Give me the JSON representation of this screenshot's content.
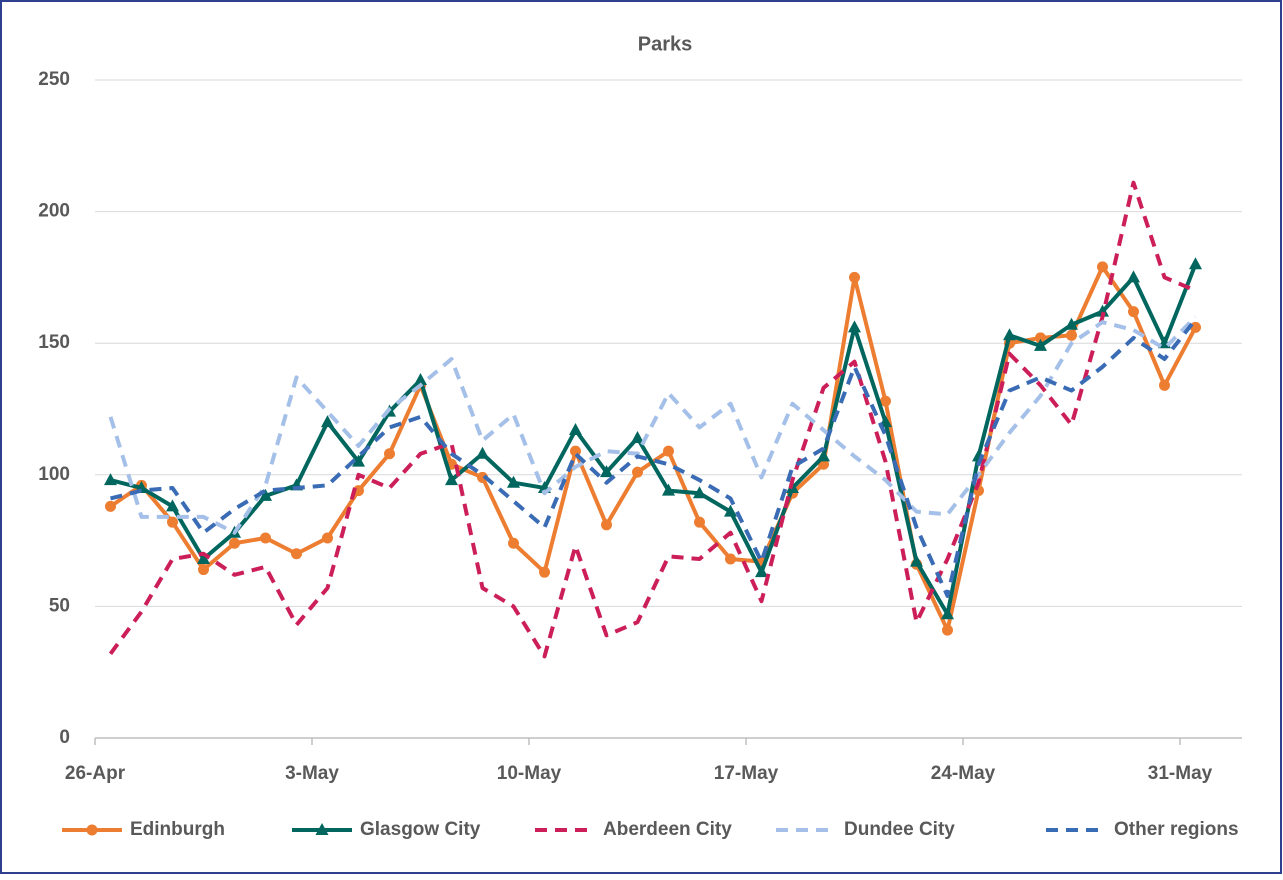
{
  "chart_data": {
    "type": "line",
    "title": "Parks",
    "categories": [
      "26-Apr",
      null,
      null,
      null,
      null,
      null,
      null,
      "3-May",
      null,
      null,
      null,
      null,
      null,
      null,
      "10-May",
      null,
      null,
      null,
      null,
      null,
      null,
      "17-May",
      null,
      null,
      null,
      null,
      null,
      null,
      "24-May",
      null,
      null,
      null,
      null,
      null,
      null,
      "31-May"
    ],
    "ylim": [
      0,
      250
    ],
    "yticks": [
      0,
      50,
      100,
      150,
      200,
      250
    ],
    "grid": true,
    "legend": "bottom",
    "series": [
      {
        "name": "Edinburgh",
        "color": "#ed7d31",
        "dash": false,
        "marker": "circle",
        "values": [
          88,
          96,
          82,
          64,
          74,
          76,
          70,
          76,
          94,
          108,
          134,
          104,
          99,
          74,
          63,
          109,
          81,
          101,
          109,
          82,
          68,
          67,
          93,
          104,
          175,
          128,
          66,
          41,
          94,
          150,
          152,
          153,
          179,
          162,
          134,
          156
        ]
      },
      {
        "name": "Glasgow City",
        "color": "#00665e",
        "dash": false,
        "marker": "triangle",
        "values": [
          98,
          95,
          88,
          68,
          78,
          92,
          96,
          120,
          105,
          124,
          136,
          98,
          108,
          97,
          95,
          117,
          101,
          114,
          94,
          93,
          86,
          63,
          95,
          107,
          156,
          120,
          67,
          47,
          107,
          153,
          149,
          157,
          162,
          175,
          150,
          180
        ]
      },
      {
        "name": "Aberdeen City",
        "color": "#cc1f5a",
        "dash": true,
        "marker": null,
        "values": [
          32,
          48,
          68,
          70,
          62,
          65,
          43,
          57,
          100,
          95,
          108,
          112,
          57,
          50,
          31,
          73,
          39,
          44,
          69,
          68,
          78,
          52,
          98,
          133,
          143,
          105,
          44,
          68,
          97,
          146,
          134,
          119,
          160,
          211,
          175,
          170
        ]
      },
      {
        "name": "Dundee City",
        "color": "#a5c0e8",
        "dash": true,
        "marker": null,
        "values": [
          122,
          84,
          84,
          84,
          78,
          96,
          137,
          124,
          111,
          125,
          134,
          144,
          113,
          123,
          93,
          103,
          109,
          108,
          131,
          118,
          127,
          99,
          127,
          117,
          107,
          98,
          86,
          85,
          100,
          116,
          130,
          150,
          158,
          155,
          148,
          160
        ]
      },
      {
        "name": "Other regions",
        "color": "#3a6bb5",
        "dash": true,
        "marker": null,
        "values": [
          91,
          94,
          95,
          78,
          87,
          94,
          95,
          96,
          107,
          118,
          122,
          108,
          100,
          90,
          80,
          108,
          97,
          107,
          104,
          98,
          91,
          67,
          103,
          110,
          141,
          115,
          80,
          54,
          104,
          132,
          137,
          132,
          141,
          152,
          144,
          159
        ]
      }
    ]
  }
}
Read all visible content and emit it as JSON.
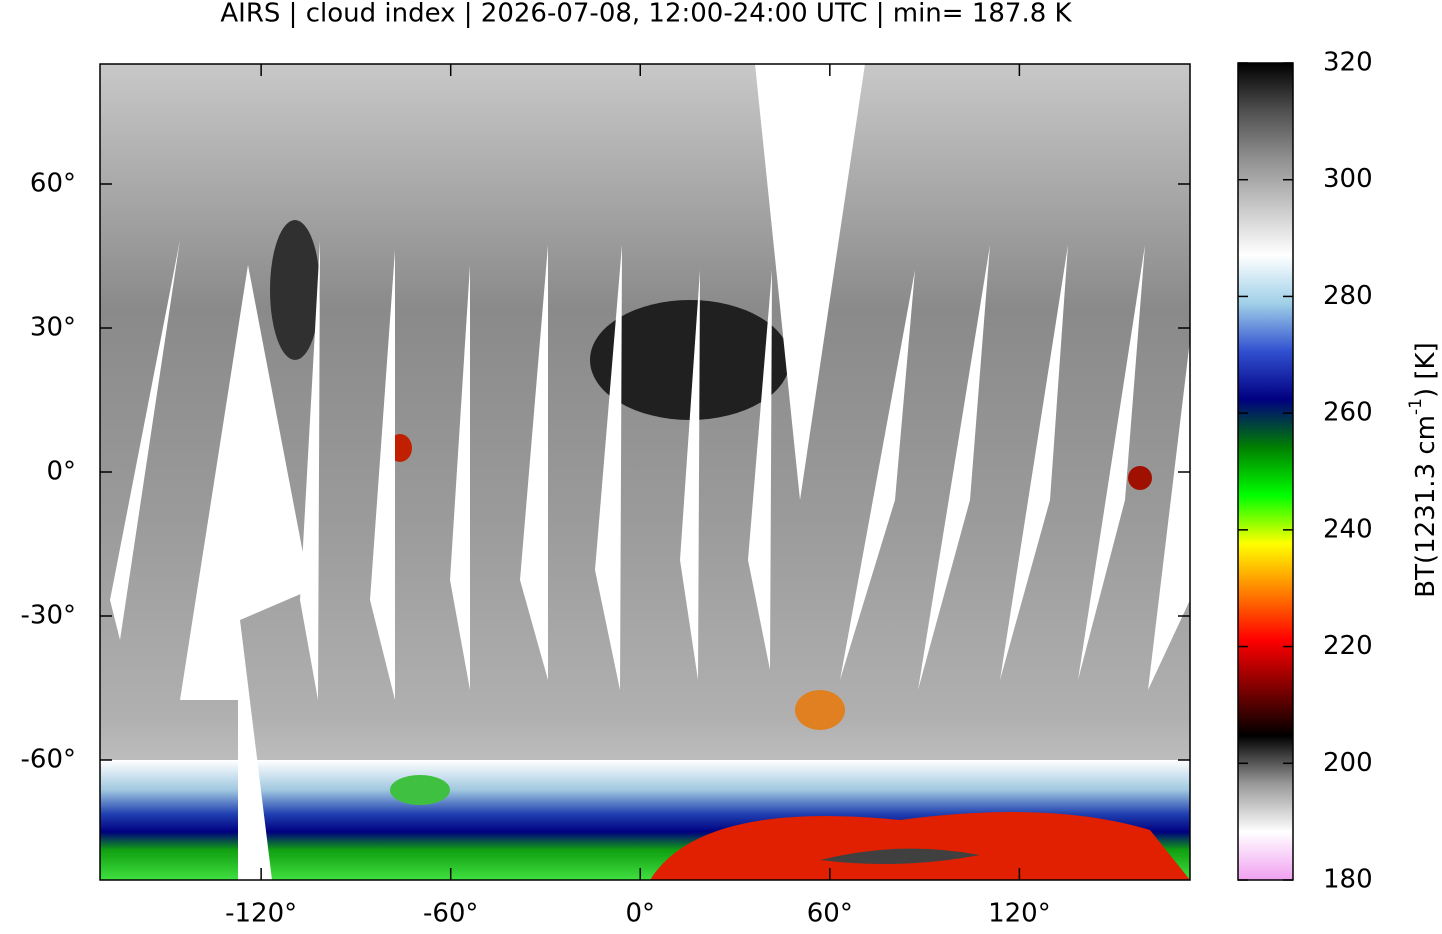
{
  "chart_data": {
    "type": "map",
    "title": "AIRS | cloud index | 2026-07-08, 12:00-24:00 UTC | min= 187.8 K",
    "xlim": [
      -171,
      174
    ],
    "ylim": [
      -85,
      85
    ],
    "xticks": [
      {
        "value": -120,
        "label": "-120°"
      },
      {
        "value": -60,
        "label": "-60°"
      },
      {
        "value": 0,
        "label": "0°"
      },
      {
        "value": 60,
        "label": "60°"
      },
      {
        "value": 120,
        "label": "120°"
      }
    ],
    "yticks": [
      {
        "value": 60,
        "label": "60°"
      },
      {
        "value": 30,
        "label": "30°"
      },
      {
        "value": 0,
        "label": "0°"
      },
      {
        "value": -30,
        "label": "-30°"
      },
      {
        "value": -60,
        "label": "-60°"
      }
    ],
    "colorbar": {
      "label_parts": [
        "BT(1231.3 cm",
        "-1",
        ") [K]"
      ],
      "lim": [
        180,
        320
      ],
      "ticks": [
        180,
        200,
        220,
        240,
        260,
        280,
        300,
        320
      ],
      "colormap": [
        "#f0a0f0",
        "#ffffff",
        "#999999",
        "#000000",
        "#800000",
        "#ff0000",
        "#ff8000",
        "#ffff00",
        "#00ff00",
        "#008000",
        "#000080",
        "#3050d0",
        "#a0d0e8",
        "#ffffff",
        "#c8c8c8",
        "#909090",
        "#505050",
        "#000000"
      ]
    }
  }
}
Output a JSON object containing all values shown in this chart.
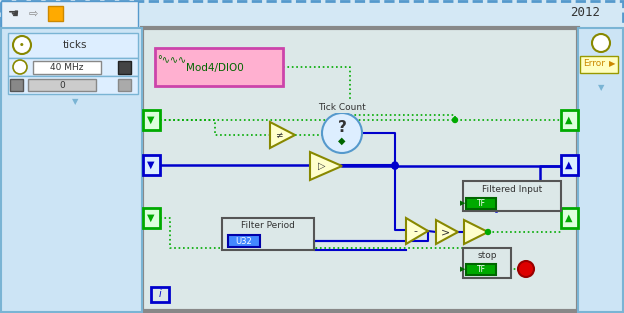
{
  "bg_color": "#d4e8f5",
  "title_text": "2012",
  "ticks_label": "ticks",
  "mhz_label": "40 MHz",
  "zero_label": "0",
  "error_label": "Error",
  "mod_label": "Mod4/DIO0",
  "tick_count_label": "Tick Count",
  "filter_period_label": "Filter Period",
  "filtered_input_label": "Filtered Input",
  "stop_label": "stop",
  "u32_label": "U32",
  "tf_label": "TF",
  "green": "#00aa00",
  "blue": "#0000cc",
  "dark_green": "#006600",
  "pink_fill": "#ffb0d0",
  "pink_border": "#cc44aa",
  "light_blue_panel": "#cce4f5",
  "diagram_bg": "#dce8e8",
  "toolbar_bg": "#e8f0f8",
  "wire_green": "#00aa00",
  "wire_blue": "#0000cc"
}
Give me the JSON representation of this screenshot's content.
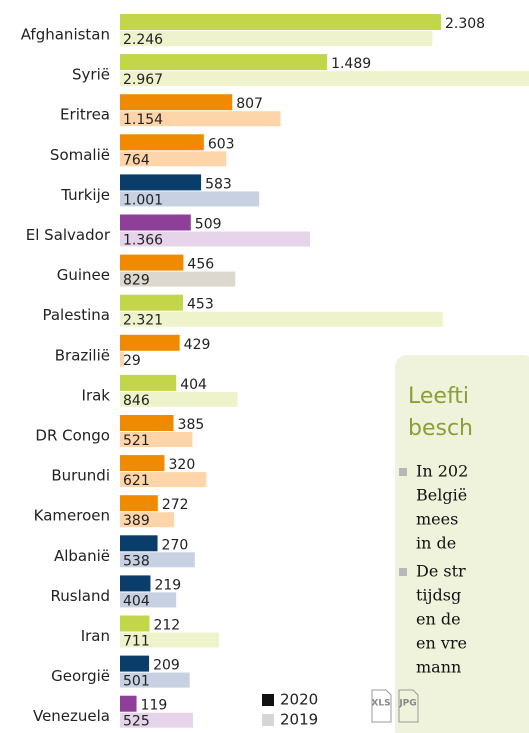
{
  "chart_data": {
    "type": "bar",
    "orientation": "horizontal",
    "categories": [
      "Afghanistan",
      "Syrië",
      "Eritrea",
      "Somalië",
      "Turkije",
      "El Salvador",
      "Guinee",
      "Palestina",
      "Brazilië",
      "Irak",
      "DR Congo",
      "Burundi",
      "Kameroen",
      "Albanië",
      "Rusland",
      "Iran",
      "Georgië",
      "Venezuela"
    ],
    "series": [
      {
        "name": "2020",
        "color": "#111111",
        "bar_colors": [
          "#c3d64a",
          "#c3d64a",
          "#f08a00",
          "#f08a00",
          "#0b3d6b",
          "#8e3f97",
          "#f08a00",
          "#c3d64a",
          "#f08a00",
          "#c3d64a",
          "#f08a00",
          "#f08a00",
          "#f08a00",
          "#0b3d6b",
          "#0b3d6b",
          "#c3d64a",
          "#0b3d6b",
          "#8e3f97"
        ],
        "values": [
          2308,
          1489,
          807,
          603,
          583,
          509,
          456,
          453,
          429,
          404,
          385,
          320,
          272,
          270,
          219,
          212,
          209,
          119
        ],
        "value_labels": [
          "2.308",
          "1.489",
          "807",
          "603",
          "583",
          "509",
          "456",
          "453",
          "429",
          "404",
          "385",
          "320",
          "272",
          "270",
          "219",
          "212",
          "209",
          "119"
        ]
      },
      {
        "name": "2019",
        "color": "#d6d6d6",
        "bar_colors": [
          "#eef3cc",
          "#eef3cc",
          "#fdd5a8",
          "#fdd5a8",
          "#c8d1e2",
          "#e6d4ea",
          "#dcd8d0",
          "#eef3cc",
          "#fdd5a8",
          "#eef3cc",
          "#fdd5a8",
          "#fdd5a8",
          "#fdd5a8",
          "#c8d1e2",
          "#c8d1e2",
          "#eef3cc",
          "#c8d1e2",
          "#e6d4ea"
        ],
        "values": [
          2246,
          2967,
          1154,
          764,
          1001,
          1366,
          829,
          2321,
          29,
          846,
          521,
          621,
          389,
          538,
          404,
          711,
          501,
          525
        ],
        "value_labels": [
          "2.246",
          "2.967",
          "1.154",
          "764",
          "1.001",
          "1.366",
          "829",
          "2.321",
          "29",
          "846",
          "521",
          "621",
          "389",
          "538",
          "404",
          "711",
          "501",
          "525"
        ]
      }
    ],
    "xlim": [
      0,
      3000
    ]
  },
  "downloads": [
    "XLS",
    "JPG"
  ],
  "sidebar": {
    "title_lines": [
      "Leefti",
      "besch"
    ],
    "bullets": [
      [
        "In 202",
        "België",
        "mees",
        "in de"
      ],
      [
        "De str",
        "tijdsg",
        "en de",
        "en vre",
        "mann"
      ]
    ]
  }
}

• **STATED TASK**
Gather every line from the entries above where the word "name" appears, and copy them.

• **TASK ANSWER**
        "name": "Edinburgh",
        "name": "Glasgow City",
        "name": "Aberdeen City",
        "name": "Dundee City",
        "name": "Other regions",
        "name": "2020",
        "name": "2019",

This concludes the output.